» Directions:
Repeat, line for line, the entries printed below.
++++ Record list
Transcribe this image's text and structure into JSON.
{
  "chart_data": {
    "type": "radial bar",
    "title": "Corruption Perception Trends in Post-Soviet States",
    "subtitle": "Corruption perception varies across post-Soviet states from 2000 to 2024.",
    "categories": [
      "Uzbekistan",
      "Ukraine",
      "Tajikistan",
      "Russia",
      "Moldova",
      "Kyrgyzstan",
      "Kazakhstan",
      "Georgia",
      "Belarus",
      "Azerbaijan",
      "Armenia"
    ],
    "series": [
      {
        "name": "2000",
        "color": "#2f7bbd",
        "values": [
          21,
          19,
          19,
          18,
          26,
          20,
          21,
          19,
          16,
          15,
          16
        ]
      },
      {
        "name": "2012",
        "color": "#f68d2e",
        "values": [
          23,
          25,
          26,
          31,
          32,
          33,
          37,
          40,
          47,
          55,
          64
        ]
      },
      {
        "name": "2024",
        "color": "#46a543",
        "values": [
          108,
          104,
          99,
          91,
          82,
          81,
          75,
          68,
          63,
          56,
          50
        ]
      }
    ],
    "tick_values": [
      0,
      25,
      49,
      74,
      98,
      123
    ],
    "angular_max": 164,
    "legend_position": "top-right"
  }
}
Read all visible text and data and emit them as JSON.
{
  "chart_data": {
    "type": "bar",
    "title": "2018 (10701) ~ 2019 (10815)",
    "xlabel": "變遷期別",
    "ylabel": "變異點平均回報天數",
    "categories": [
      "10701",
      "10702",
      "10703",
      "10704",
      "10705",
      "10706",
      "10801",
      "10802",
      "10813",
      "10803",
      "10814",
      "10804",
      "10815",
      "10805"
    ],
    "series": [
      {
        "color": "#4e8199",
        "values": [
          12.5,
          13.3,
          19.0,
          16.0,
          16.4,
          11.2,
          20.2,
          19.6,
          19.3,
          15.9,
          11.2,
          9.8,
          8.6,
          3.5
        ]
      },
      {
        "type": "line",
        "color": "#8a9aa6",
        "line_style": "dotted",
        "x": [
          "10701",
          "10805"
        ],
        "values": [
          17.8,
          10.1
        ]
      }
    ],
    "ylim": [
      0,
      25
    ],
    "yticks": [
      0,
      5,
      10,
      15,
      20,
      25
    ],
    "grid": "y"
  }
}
++++++++
» Worked solution:
Transcribe this image's text and structure into JSON.
{
  "chart_data": {
    "type": "radial bar",
    "title": "Corruption Perception Trends in Post-Soviet States",
    "subtitle": "Corruption perception varies across post-Soviet states from 2000 to 2024.",
    "categories": [
      "Uzbekistan",
      "Ukraine",
      "Tajikistan",
      "Russia",
      "Moldova",
      "Kyrgyzstan",
      "Kazakhstan",
      "Georgia",
      "Belarus",
      "Azerbaijan",
      "Armenia"
    ],
    "series": [
      {
        "name": "2000",
        "color": "#2f7bbd",
        "values": [
          21,
          19,
          19,
          18,
          26,
          20,
          21,
          19,
          16,
          15,
          16
        ]
      },
      {
        "name": "2012",
        "color": "#f68d2e",
        "values": [
          23,
          25,
          26,
          31,
          32,
          33,
          37,
          40,
          47,
          55,
          64
        ]
      },
      {
        "name": "2024",
        "color": "#46a543",
        "values": [
          108,
          104,
          99,
          91,
          82,
          81,
          75,
          68,
          63,
          56,
          50
        ]
      }
    ],
    "tick_values": [
      0,
      25,
      49,
      74,
      98,
      123
    ],
    "angular_max": 164,
    "legend_position": "top-right"
  }
}
Read all visible text and data and emit them as JSON.
{
  "chart_data": {
    "type": "bar",
    "title": "2018 (10701) ~ 2019 (10815)",
    "xlabel": "變遷期別",
    "ylabel": "變異點平均回報天數",
    "categories": [
      "10701",
      "10702",
      "10703",
      "10704",
      "10705",
      "10706",
      "10801",
      "10802",
      "10813",
      "10803",
      "10814",
      "10804",
      "10815",
      "10805"
    ],
    "series": [
      {
        "color": "#4e8199",
        "values": [
          12.5,
          13.3,
          19.0,
          16.0,
          16.4,
          11.2,
          20.2,
          19.6,
          19.3,
          15.9,
          11.2,
          9.8,
          8.6,
          3.5
        ]
      },
      {
        "type": "line",
        "color": "#8a9aa6",
        "line_style": "dotted",
        "x": [
          "10701",
          "10805"
        ],
        "values": [
          17.8,
          10.1
        ]
      }
    ],
    "ylim": [
      0,
      25
    ],
    "yticks": [
      0,
      5,
      10,
      15,
      20,
      25
    ],
    "grid": "y"
  }
}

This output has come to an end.